• Record list:

+ + + + + + +

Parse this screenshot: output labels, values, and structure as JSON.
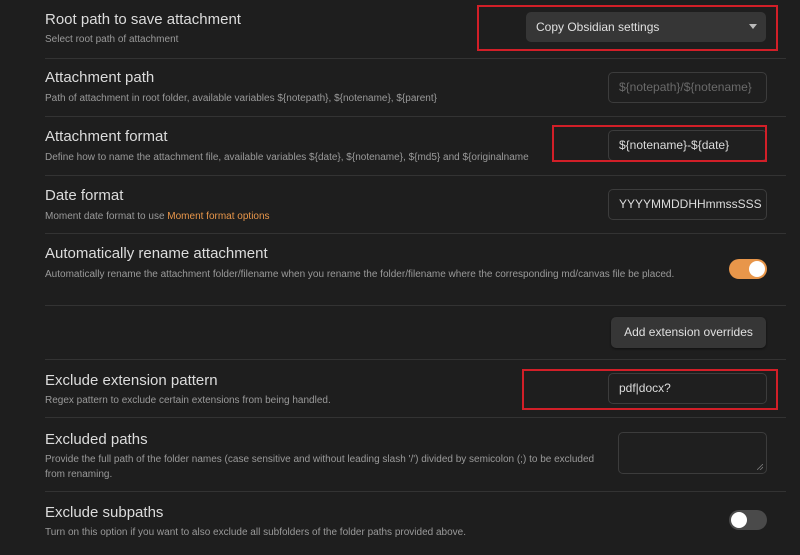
{
  "settings": {
    "root_path": {
      "name": "Root path to save attachment",
      "desc": "Select root path of attachment",
      "selected": "Copy Obsidian settings"
    },
    "attachment_path": {
      "name": "Attachment path",
      "desc": "Path of attachment in root folder, available variables ${notepath}, ${notename}, ${parent}",
      "placeholder": "${notepath}/${notename}"
    },
    "attachment_format": {
      "name": "Attachment format",
      "desc": "Define how to name the attachment file, available variables ${date}, ${notename}, ${md5} and ${originalname",
      "value": "${notename}-${date}"
    },
    "date_format": {
      "name": "Date format",
      "desc_prefix": "Moment date format to use ",
      "desc_link": "Moment format options",
      "value": "YYYYMMDDHHmmssSSS"
    },
    "auto_rename": {
      "name": "Automatically rename attachment",
      "desc": "Automatically rename the attachment folder/filename when you rename the folder/filename where the corresponding md/canvas file be placed.",
      "enabled": true
    },
    "extension_overrides": {
      "button_label": "Add extension overrides"
    },
    "exclude_extension": {
      "name": "Exclude extension pattern",
      "desc": "Regex pattern to exclude certain extensions from being handled.",
      "value": "pdf|docx?"
    },
    "excluded_paths": {
      "name": "Excluded paths",
      "desc": "Provide the full path of the folder names (case sensitive and without leading slash '/') divided by semicolon (;) to be excluded from renaming.",
      "value": ""
    },
    "exclude_subpaths": {
      "name": "Exclude subpaths",
      "desc": "Turn on this option if you want to also exclude all subfolders of the folder paths provided above.",
      "enabled": false
    }
  },
  "colors": {
    "accent": "#e8964a",
    "toggle_on": "#e8964a",
    "toggle_off": "#4a4a4a",
    "highlight": "#d21f28"
  },
  "icons": {
    "dropdown": "chevron-down-icon",
    "resize": "resize-grip-icon"
  }
}
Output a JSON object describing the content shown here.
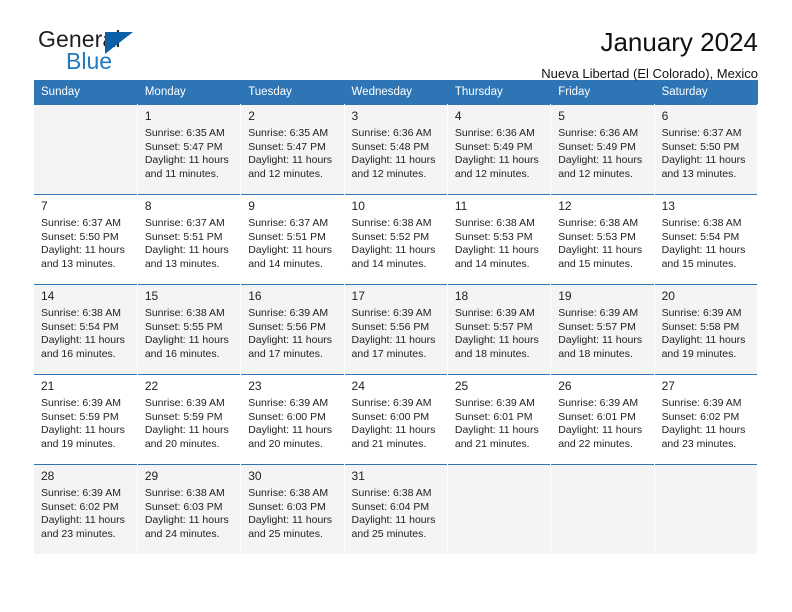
{
  "brand": {
    "name_top": "General",
    "name_bottom": "Blue",
    "triangle_color": "#0d5fa6",
    "blue_text_color": "#2179bf"
  },
  "header": {
    "title": "January 2024",
    "subtitle": "Nueva Libertad (El Colorado), Mexico"
  },
  "theme": {
    "header_bar_color": "#2e75b6",
    "shaded_row_color": "#f4f4f4",
    "text_color": "#222222"
  },
  "calendar": {
    "weekday_headers": [
      "Sunday",
      "Monday",
      "Tuesday",
      "Wednesday",
      "Thursday",
      "Friday",
      "Saturday"
    ],
    "weeks": [
      [
        {
          "day": "",
          "sunrise": "",
          "sunset": "",
          "daylight1": "",
          "daylight2": ""
        },
        {
          "day": "1",
          "sunrise": "Sunrise: 6:35 AM",
          "sunset": "Sunset: 5:47 PM",
          "daylight1": "Daylight: 11 hours",
          "daylight2": "and 11 minutes."
        },
        {
          "day": "2",
          "sunrise": "Sunrise: 6:35 AM",
          "sunset": "Sunset: 5:47 PM",
          "daylight1": "Daylight: 11 hours",
          "daylight2": "and 12 minutes."
        },
        {
          "day": "3",
          "sunrise": "Sunrise: 6:36 AM",
          "sunset": "Sunset: 5:48 PM",
          "daylight1": "Daylight: 11 hours",
          "daylight2": "and 12 minutes."
        },
        {
          "day": "4",
          "sunrise": "Sunrise: 6:36 AM",
          "sunset": "Sunset: 5:49 PM",
          "daylight1": "Daylight: 11 hours",
          "daylight2": "and 12 minutes."
        },
        {
          "day": "5",
          "sunrise": "Sunrise: 6:36 AM",
          "sunset": "Sunset: 5:49 PM",
          "daylight1": "Daylight: 11 hours",
          "daylight2": "and 12 minutes."
        },
        {
          "day": "6",
          "sunrise": "Sunrise: 6:37 AM",
          "sunset": "Sunset: 5:50 PM",
          "daylight1": "Daylight: 11 hours",
          "daylight2": "and 13 minutes."
        }
      ],
      [
        {
          "day": "7",
          "sunrise": "Sunrise: 6:37 AM",
          "sunset": "Sunset: 5:50 PM",
          "daylight1": "Daylight: 11 hours",
          "daylight2": "and 13 minutes."
        },
        {
          "day": "8",
          "sunrise": "Sunrise: 6:37 AM",
          "sunset": "Sunset: 5:51 PM",
          "daylight1": "Daylight: 11 hours",
          "daylight2": "and 13 minutes."
        },
        {
          "day": "9",
          "sunrise": "Sunrise: 6:37 AM",
          "sunset": "Sunset: 5:51 PM",
          "daylight1": "Daylight: 11 hours",
          "daylight2": "and 14 minutes."
        },
        {
          "day": "10",
          "sunrise": "Sunrise: 6:38 AM",
          "sunset": "Sunset: 5:52 PM",
          "daylight1": "Daylight: 11 hours",
          "daylight2": "and 14 minutes."
        },
        {
          "day": "11",
          "sunrise": "Sunrise: 6:38 AM",
          "sunset": "Sunset: 5:53 PM",
          "daylight1": "Daylight: 11 hours",
          "daylight2": "and 14 minutes."
        },
        {
          "day": "12",
          "sunrise": "Sunrise: 6:38 AM",
          "sunset": "Sunset: 5:53 PM",
          "daylight1": "Daylight: 11 hours",
          "daylight2": "and 15 minutes."
        },
        {
          "day": "13",
          "sunrise": "Sunrise: 6:38 AM",
          "sunset": "Sunset: 5:54 PM",
          "daylight1": "Daylight: 11 hours",
          "daylight2": "and 15 minutes."
        }
      ],
      [
        {
          "day": "14",
          "sunrise": "Sunrise: 6:38 AM",
          "sunset": "Sunset: 5:54 PM",
          "daylight1": "Daylight: 11 hours",
          "daylight2": "and 16 minutes."
        },
        {
          "day": "15",
          "sunrise": "Sunrise: 6:38 AM",
          "sunset": "Sunset: 5:55 PM",
          "daylight1": "Daylight: 11 hours",
          "daylight2": "and 16 minutes."
        },
        {
          "day": "16",
          "sunrise": "Sunrise: 6:39 AM",
          "sunset": "Sunset: 5:56 PM",
          "daylight1": "Daylight: 11 hours",
          "daylight2": "and 17 minutes."
        },
        {
          "day": "17",
          "sunrise": "Sunrise: 6:39 AM",
          "sunset": "Sunset: 5:56 PM",
          "daylight1": "Daylight: 11 hours",
          "daylight2": "and 17 minutes."
        },
        {
          "day": "18",
          "sunrise": "Sunrise: 6:39 AM",
          "sunset": "Sunset: 5:57 PM",
          "daylight1": "Daylight: 11 hours",
          "daylight2": "and 18 minutes."
        },
        {
          "day": "19",
          "sunrise": "Sunrise: 6:39 AM",
          "sunset": "Sunset: 5:57 PM",
          "daylight1": "Daylight: 11 hours",
          "daylight2": "and 18 minutes."
        },
        {
          "day": "20",
          "sunrise": "Sunrise: 6:39 AM",
          "sunset": "Sunset: 5:58 PM",
          "daylight1": "Daylight: 11 hours",
          "daylight2": "and 19 minutes."
        }
      ],
      [
        {
          "day": "21",
          "sunrise": "Sunrise: 6:39 AM",
          "sunset": "Sunset: 5:59 PM",
          "daylight1": "Daylight: 11 hours",
          "daylight2": "and 19 minutes."
        },
        {
          "day": "22",
          "sunrise": "Sunrise: 6:39 AM",
          "sunset": "Sunset: 5:59 PM",
          "daylight1": "Daylight: 11 hours",
          "daylight2": "and 20 minutes."
        },
        {
          "day": "23",
          "sunrise": "Sunrise: 6:39 AM",
          "sunset": "Sunset: 6:00 PM",
          "daylight1": "Daylight: 11 hours",
          "daylight2": "and 20 minutes."
        },
        {
          "day": "24",
          "sunrise": "Sunrise: 6:39 AM",
          "sunset": "Sunset: 6:00 PM",
          "daylight1": "Daylight: 11 hours",
          "daylight2": "and 21 minutes."
        },
        {
          "day": "25",
          "sunrise": "Sunrise: 6:39 AM",
          "sunset": "Sunset: 6:01 PM",
          "daylight1": "Daylight: 11 hours",
          "daylight2": "and 21 minutes."
        },
        {
          "day": "26",
          "sunrise": "Sunrise: 6:39 AM",
          "sunset": "Sunset: 6:01 PM",
          "daylight1": "Daylight: 11 hours",
          "daylight2": "and 22 minutes."
        },
        {
          "day": "27",
          "sunrise": "Sunrise: 6:39 AM",
          "sunset": "Sunset: 6:02 PM",
          "daylight1": "Daylight: 11 hours",
          "daylight2": "and 23 minutes."
        }
      ],
      [
        {
          "day": "28",
          "sunrise": "Sunrise: 6:39 AM",
          "sunset": "Sunset: 6:02 PM",
          "daylight1": "Daylight: 11 hours",
          "daylight2": "and 23 minutes."
        },
        {
          "day": "29",
          "sunrise": "Sunrise: 6:38 AM",
          "sunset": "Sunset: 6:03 PM",
          "daylight1": "Daylight: 11 hours",
          "daylight2": "and 24 minutes."
        },
        {
          "day": "30",
          "sunrise": "Sunrise: 6:38 AM",
          "sunset": "Sunset: 6:03 PM",
          "daylight1": "Daylight: 11 hours",
          "daylight2": "and 25 minutes."
        },
        {
          "day": "31",
          "sunrise": "Sunrise: 6:38 AM",
          "sunset": "Sunset: 6:04 PM",
          "daylight1": "Daylight: 11 hours",
          "daylight2": "and 25 minutes."
        },
        {
          "day": "",
          "sunrise": "",
          "sunset": "",
          "daylight1": "",
          "daylight2": ""
        },
        {
          "day": "",
          "sunrise": "",
          "sunset": "",
          "daylight1": "",
          "daylight2": ""
        },
        {
          "day": "",
          "sunrise": "",
          "sunset": "",
          "daylight1": "",
          "daylight2": ""
        }
      ]
    ]
  }
}
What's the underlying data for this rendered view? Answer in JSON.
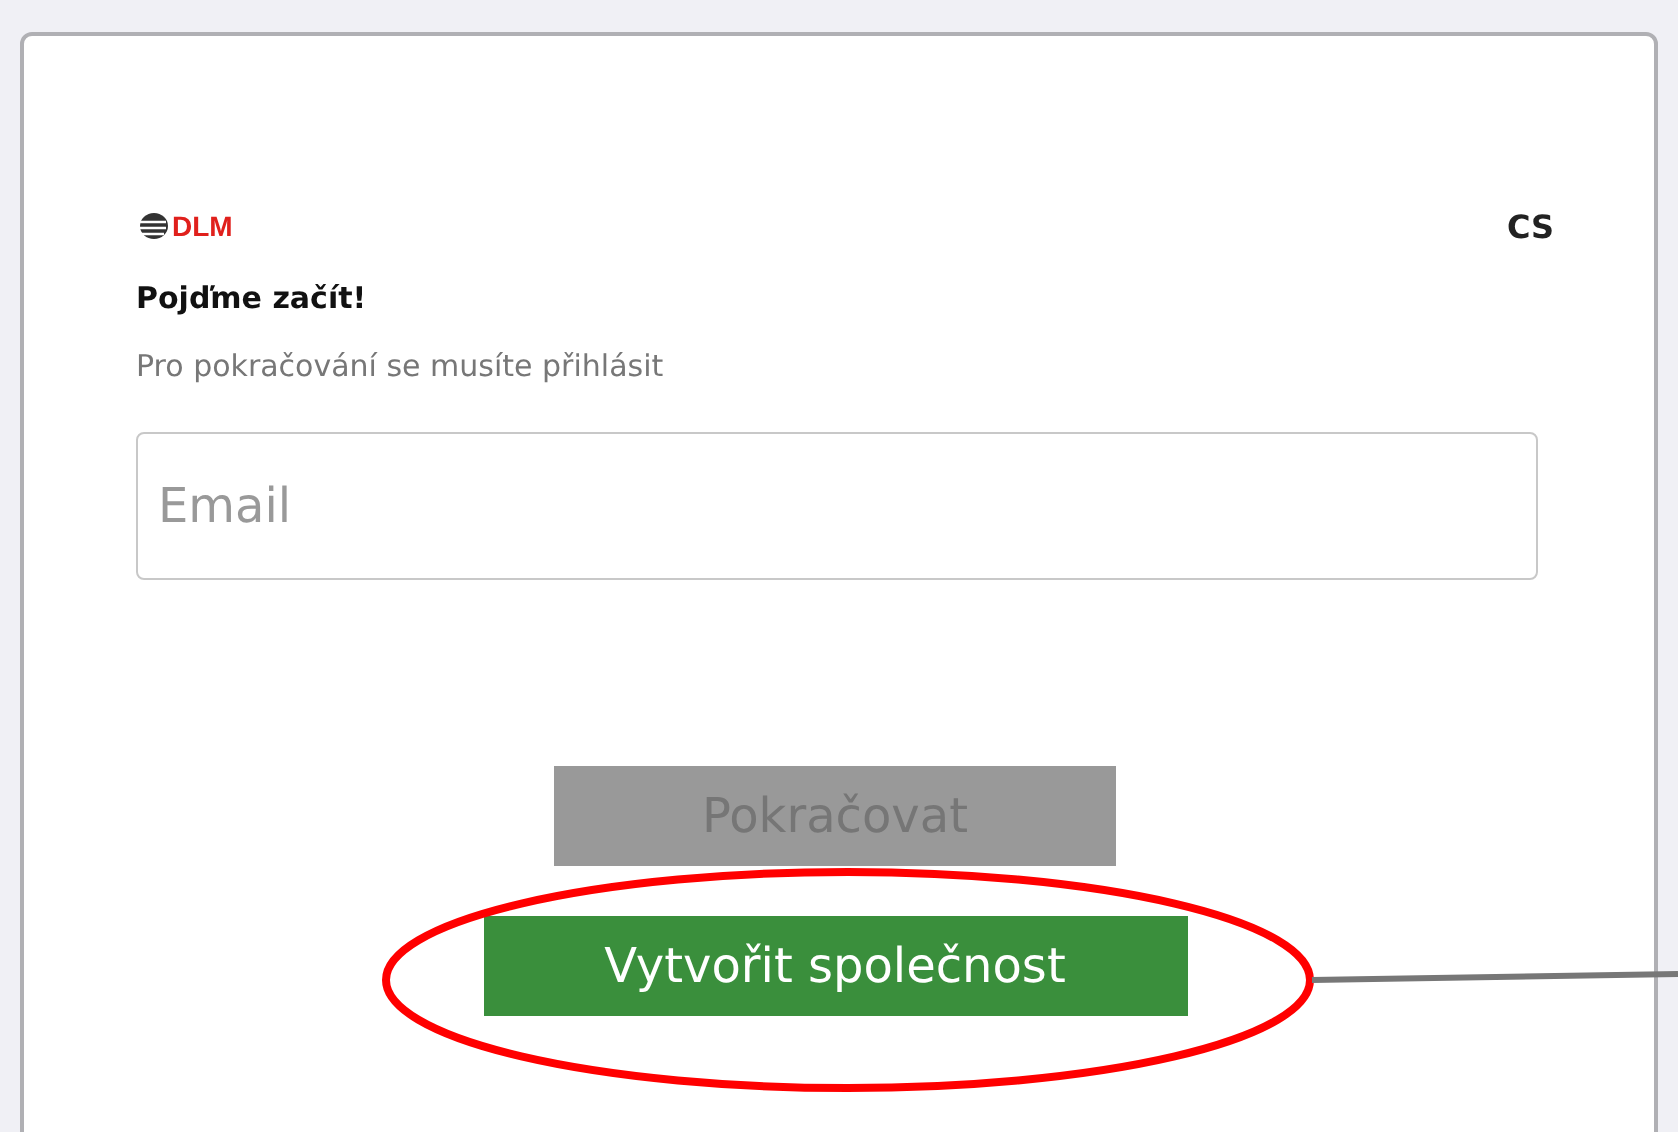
{
  "logo": {
    "text": "DLM"
  },
  "language": "CS",
  "heading": "Pojďme začít!",
  "subheading": "Pro pokračování se musíte přihlásit",
  "email_field": {
    "placeholder": "Email"
  },
  "buttons": [
    {
      "label": "Pokračovat",
      "disabled": true
    },
    {
      "label": "Vytvořit společnost",
      "disabled": false
    }
  ]
}
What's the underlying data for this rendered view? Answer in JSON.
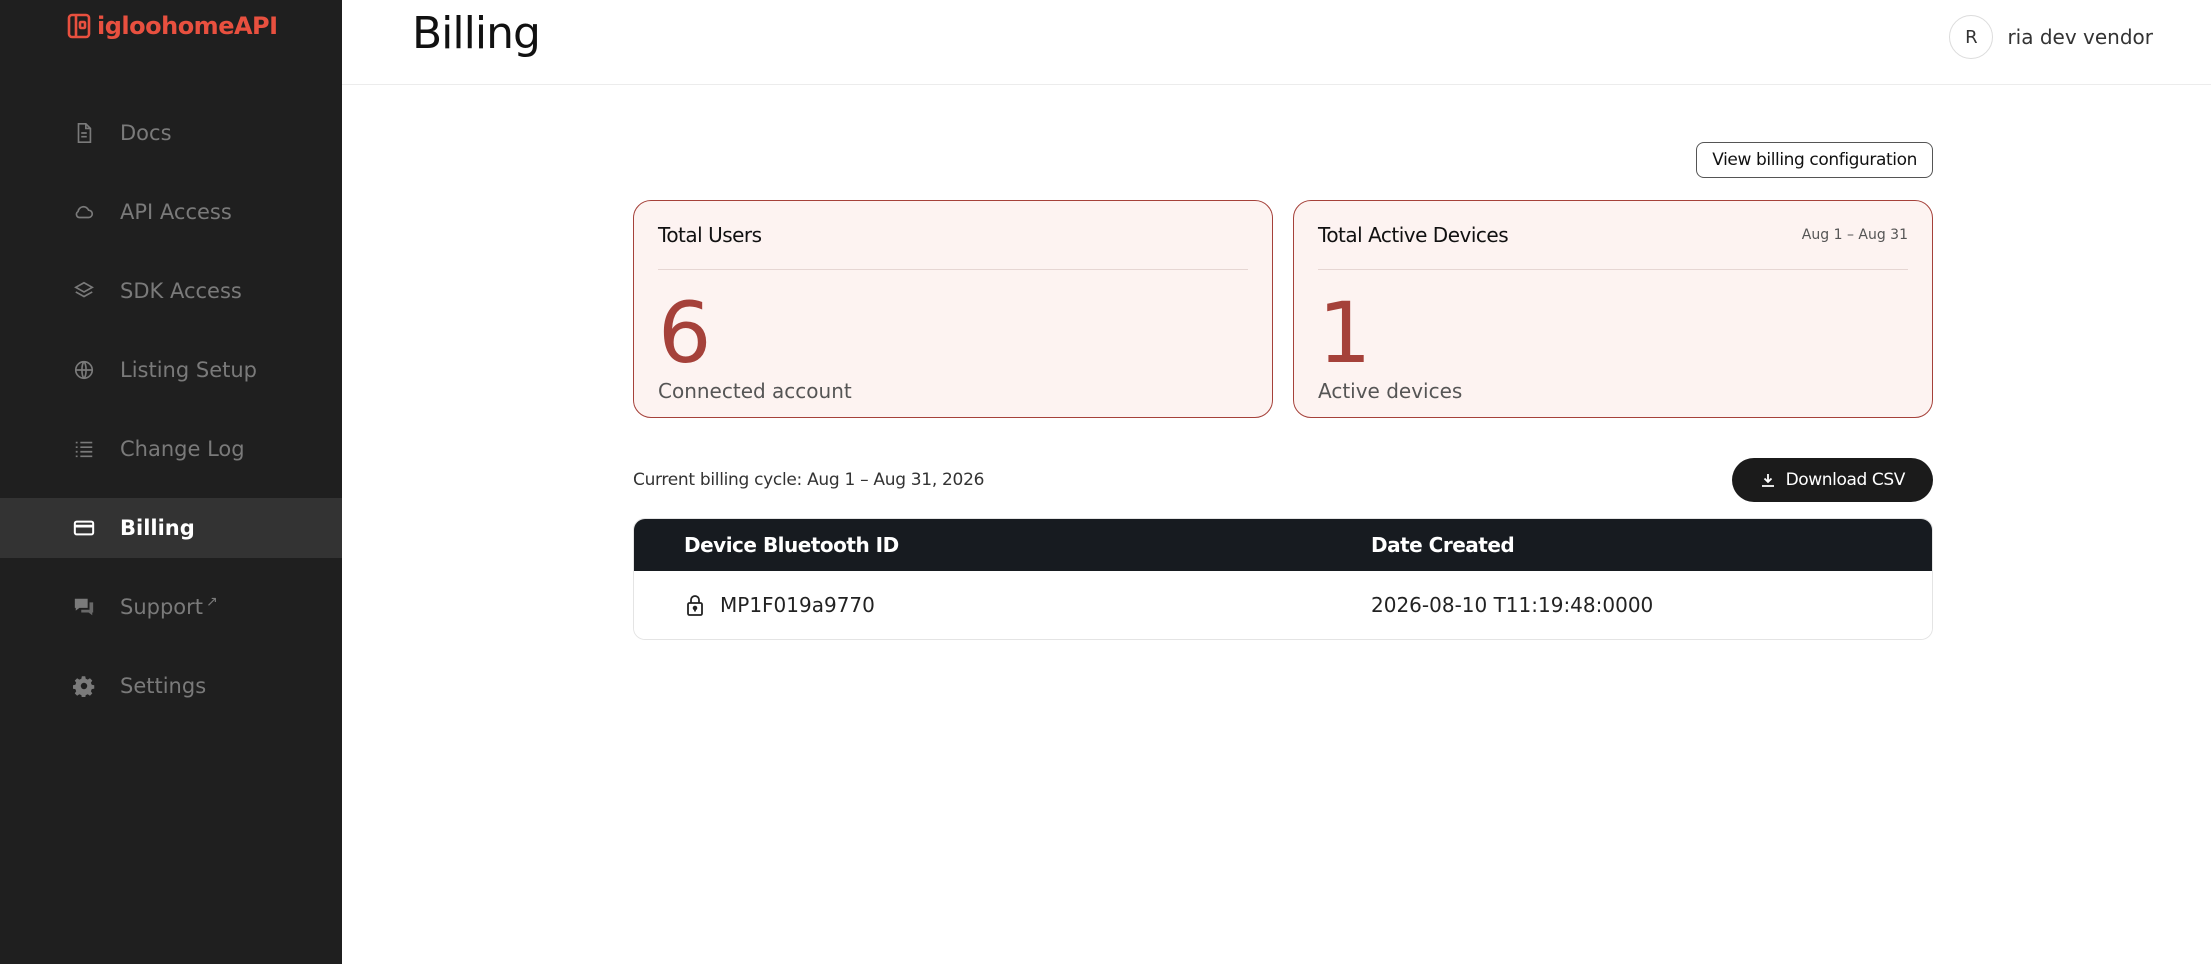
{
  "app": {
    "logo_text": "igloohomeAPI",
    "brand_color": "#e8503f",
    "accent_color": "#a5413a"
  },
  "sidebar": {
    "items": [
      {
        "label": "Docs",
        "icon": "document-icon",
        "active": false
      },
      {
        "label": "API Access",
        "icon": "cloud-icon",
        "active": false
      },
      {
        "label": "SDK Access",
        "icon": "layers-icon",
        "active": false
      },
      {
        "label": "Listing Setup",
        "icon": "globe-icon",
        "active": false
      },
      {
        "label": "Change Log",
        "icon": "list-icon",
        "active": false
      },
      {
        "label": "Billing",
        "icon": "credit-card-icon",
        "active": true
      },
      {
        "label": "Support",
        "icon": "chat-icon",
        "active": false,
        "external": true
      },
      {
        "label": "Settings",
        "icon": "gear-icon",
        "active": false
      }
    ]
  },
  "header": {
    "title": "Billing",
    "user_initial": "R",
    "user_name": "ria dev vendor"
  },
  "main": {
    "config_button": "View billing configuration",
    "cards": [
      {
        "title": "Total Users",
        "range": "",
        "value": "6",
        "caption": "Connected account"
      },
      {
        "title": "Total Active Devices",
        "range": "Aug 1 – Aug 31",
        "value": "1",
        "caption": "Active devices"
      }
    ],
    "cycle_text": "Current billing cycle: Aug 1 – Aug 31, 2026",
    "download_button": "Download CSV",
    "table": {
      "columns": [
        "Device Bluetooth ID",
        "Date Created"
      ],
      "rows": [
        {
          "device_id": "MP1F019a9770",
          "date_created": "2026-08-10 T11:19:48:0000",
          "icon": "lock-icon"
        }
      ]
    }
  }
}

+ + + + + + +

• The problem: Go through the data and count each line that has the word "true", then give the total alone.

• Answer to this task: 4